Exercise aim
Pick out each line with the word "bones" from the material that follows.

Extracted data
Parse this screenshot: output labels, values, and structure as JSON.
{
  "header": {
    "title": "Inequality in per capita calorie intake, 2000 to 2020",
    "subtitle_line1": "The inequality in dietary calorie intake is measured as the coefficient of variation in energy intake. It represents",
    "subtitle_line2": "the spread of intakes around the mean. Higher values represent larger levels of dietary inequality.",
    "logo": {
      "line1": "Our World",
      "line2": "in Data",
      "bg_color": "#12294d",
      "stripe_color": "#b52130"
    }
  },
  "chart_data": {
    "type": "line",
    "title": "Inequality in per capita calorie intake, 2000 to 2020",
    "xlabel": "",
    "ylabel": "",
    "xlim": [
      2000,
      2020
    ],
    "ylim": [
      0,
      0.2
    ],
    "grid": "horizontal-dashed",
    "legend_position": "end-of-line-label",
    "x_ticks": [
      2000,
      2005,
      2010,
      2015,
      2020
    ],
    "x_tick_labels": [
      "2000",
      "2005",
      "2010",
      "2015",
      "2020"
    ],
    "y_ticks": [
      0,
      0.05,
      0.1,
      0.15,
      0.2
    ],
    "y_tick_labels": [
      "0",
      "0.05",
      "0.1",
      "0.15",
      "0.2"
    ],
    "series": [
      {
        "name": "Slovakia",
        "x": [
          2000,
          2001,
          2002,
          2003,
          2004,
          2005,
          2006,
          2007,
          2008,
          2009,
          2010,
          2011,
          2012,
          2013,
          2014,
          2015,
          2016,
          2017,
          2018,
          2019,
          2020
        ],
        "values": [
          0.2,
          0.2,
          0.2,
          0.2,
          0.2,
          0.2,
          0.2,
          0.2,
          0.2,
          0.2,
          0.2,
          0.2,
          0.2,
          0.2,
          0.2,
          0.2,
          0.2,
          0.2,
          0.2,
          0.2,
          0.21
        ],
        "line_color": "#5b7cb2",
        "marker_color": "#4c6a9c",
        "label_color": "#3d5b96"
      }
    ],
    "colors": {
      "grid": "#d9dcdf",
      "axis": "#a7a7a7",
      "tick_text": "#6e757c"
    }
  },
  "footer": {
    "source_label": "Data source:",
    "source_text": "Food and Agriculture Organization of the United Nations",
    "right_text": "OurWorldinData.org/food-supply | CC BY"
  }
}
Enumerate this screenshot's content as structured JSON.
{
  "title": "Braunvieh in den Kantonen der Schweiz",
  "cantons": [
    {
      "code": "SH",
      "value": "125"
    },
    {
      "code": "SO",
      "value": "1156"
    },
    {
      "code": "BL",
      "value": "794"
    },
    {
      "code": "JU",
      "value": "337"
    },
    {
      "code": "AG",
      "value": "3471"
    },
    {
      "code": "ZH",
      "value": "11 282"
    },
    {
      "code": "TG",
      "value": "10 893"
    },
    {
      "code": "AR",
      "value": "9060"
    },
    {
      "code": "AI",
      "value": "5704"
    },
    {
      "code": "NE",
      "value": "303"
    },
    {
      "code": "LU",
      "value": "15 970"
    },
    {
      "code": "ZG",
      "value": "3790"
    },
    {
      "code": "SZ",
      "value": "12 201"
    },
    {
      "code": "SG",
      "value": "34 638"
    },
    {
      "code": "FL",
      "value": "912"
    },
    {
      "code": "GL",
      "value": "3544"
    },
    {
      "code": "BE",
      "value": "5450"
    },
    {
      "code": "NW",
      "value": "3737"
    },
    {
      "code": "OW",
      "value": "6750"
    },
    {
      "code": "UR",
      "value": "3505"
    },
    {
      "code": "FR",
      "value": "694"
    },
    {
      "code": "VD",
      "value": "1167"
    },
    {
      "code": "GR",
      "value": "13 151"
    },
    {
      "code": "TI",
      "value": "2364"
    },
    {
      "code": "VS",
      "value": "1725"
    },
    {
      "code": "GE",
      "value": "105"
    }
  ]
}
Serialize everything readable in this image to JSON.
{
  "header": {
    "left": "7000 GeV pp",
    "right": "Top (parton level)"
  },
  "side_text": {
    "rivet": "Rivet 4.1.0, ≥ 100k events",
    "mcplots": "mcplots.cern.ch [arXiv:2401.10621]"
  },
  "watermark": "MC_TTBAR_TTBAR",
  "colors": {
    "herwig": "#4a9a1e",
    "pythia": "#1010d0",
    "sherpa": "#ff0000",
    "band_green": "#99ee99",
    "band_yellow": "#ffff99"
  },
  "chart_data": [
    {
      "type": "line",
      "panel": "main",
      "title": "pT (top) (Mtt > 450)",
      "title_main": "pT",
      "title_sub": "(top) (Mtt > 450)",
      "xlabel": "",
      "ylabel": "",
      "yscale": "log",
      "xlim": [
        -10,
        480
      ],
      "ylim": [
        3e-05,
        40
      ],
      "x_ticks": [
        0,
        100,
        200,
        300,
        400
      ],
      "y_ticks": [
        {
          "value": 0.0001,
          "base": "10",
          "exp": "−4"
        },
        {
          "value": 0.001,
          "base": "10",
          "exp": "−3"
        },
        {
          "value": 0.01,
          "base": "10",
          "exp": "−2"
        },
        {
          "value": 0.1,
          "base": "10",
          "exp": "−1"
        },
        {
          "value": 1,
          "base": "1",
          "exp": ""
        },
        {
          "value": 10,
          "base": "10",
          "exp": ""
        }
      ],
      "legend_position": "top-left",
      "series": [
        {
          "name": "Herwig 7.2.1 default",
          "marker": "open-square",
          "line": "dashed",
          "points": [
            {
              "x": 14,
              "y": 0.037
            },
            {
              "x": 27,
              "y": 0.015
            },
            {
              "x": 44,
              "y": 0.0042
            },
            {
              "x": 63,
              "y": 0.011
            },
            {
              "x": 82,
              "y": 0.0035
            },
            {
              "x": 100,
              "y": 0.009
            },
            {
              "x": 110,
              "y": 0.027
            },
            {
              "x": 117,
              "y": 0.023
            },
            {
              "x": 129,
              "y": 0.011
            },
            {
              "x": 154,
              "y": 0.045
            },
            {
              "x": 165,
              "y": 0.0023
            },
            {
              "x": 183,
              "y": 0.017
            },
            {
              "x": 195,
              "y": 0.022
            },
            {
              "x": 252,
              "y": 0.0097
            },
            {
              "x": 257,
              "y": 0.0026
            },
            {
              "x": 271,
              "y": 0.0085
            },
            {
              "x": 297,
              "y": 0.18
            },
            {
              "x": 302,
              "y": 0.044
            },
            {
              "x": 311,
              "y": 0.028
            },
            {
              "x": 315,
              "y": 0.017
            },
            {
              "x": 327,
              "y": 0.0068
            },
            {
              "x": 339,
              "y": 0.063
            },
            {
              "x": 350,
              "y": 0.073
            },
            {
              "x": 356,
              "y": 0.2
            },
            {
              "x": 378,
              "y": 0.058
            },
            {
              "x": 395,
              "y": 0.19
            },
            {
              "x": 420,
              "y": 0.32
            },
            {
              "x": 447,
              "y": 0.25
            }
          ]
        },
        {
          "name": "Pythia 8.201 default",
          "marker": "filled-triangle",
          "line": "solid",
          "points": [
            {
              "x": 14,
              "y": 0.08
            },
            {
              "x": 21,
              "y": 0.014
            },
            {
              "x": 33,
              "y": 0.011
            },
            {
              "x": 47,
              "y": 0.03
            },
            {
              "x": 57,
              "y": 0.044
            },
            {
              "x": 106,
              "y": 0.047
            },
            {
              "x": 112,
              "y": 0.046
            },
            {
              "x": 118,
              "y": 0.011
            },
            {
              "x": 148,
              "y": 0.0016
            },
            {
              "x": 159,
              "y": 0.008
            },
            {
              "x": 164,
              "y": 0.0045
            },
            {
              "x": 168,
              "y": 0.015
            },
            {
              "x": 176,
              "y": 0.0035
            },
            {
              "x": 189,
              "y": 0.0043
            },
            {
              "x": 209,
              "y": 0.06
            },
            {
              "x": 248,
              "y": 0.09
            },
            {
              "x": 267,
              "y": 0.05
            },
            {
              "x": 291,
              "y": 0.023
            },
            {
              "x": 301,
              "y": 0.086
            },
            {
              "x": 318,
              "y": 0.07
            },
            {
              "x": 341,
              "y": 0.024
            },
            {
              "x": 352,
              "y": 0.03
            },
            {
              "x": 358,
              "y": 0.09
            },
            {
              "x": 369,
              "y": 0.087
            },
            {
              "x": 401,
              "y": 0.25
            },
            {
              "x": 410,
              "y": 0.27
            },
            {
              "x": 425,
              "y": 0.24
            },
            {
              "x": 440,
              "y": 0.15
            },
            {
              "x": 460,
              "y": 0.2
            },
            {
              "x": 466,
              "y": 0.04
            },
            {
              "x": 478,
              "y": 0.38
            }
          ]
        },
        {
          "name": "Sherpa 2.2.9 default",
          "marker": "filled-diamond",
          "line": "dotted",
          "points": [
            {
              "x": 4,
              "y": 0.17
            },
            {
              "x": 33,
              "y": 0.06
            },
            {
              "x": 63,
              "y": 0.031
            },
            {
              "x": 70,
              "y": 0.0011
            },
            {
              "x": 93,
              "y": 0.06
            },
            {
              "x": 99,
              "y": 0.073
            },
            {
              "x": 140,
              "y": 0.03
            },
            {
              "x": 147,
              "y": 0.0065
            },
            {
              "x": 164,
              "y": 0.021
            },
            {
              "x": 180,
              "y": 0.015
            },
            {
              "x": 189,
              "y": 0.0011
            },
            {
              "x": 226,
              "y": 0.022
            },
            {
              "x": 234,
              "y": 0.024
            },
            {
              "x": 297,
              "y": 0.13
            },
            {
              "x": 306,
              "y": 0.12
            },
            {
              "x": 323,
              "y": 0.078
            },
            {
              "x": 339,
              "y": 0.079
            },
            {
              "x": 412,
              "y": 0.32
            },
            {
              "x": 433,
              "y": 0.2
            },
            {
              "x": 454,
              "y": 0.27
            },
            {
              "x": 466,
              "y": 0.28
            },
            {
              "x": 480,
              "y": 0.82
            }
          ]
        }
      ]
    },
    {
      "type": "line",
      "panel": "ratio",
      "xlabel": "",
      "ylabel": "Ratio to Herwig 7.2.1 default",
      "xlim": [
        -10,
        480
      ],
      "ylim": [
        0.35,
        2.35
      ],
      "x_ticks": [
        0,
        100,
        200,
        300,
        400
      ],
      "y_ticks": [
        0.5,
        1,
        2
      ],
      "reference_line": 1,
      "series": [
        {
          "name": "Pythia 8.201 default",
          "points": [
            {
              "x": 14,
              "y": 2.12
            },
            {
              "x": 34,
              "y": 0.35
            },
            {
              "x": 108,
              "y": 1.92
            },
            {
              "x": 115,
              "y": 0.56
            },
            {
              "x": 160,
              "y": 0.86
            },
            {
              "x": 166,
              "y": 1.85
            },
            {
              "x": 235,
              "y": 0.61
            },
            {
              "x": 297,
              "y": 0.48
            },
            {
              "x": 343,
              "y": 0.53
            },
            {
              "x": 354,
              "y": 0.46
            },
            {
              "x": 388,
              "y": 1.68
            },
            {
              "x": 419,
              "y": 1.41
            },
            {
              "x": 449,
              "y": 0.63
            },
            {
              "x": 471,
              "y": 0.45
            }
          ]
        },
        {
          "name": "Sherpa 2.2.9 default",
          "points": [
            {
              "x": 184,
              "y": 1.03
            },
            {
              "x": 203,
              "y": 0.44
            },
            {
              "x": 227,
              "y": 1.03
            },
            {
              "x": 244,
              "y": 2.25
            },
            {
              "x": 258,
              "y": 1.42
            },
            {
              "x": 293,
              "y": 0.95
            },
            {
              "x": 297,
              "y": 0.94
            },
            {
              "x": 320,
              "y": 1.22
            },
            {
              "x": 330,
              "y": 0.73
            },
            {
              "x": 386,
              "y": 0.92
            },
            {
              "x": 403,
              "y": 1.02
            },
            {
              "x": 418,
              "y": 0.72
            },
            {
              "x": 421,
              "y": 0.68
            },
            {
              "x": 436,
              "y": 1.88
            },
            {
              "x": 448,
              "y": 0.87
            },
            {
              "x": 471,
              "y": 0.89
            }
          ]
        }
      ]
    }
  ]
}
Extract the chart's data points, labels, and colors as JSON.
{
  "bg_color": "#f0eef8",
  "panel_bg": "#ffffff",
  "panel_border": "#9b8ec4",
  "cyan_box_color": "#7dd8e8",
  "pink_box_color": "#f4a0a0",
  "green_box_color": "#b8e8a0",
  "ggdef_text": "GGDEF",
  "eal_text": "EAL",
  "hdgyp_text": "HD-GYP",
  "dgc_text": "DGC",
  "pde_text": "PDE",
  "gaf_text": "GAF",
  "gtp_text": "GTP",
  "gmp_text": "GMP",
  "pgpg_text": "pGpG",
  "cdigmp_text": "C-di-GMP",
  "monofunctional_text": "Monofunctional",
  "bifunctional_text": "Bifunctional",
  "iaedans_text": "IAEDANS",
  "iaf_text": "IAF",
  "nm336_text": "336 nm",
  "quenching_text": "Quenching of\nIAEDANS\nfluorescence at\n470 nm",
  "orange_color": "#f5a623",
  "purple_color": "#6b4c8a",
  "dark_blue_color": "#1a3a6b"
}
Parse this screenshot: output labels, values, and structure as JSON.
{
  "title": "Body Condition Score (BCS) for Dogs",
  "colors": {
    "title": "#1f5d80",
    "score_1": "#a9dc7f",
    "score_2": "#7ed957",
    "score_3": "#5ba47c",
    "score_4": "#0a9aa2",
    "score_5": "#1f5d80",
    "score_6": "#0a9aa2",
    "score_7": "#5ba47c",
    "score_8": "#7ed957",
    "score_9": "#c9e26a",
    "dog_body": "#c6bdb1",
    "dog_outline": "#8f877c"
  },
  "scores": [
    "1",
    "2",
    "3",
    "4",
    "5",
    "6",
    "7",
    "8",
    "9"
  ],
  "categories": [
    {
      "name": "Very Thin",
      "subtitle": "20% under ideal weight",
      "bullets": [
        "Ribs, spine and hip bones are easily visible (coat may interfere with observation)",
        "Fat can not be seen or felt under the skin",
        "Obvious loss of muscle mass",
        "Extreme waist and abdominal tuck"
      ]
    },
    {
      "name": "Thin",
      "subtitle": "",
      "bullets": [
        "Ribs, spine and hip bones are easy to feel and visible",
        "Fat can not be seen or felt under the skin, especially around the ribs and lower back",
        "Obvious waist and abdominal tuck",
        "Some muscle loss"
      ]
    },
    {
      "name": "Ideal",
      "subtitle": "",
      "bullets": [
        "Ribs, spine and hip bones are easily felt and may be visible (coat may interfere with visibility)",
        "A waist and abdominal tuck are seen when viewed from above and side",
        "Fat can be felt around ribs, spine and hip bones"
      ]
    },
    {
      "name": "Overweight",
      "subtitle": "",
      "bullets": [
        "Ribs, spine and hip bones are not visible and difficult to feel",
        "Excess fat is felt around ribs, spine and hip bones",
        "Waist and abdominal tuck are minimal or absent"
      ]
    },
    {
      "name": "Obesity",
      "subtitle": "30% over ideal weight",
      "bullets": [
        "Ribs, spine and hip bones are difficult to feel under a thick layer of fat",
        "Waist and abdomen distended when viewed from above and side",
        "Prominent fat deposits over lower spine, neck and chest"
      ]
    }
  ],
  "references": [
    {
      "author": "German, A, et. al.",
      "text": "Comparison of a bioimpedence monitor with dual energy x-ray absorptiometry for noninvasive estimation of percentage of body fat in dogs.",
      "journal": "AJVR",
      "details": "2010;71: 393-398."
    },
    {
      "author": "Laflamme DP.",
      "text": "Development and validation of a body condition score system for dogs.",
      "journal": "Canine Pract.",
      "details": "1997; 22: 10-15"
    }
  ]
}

The reply
        "Ribs, spine and hip bones are easily visible (coat may interfere with observation)",
        "Ribs, spine and hip bones are easy to feel and visible",
        "Ribs, spine and hip bones are easily felt and may be visible (coat may interfere with visibility)",
        "Fat can be felt around ribs, spine and hip bones"
        "Ribs, spine and hip bones are not visible and difficult to feel",
        "Excess fat is felt around ribs, spine and hip bones",
        "Ribs, spine and hip bones are difficult to feel under a thick layer of fat",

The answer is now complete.